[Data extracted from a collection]
━━━━━━━━

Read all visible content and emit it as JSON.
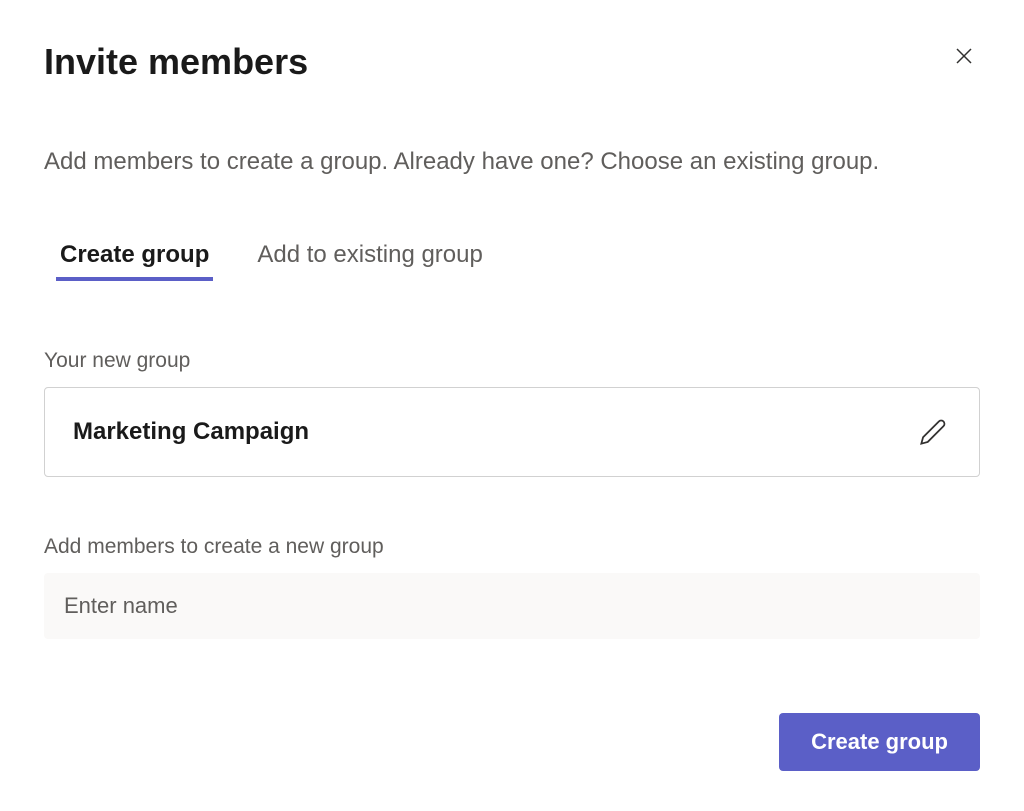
{
  "dialog": {
    "title": "Invite members",
    "description": "Add members to create a group. Already have one? Choose an existing group."
  },
  "tabs": {
    "create": "Create group",
    "existing": "Add to existing group"
  },
  "form": {
    "group_label": "Your new group",
    "group_name": "Marketing Campaign",
    "add_members_label": "Add members to create a new group",
    "name_placeholder": "Enter name"
  },
  "actions": {
    "create_button": "Create group"
  }
}
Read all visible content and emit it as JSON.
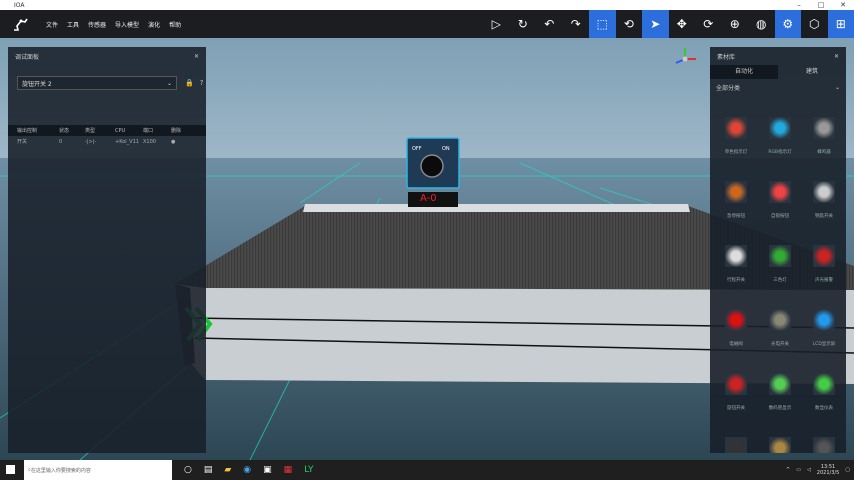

━━━━━━━━

Please transcribe the material above exactly as written. Leave the pictures out.

Read all visible content and emit it as JSON.
{
  "dialog": {
    "title": "Invite members",
    "description": "Add members to create a group. Already have one? Choose an existing group."
  },
  "tabs": {
    "create": "Create group",
    "existing": "Add to existing group"
  },
  "form": {
    "group_label": "Your new group",
    "group_name": "Marketing Campaign",
    "add_members_label": "Add members to create a new group",
    "name_placeholder": "Enter name"
  },
  "actions": {
    "create_button": "Create group"
  }
}
Read all visible content and emit it as JSON.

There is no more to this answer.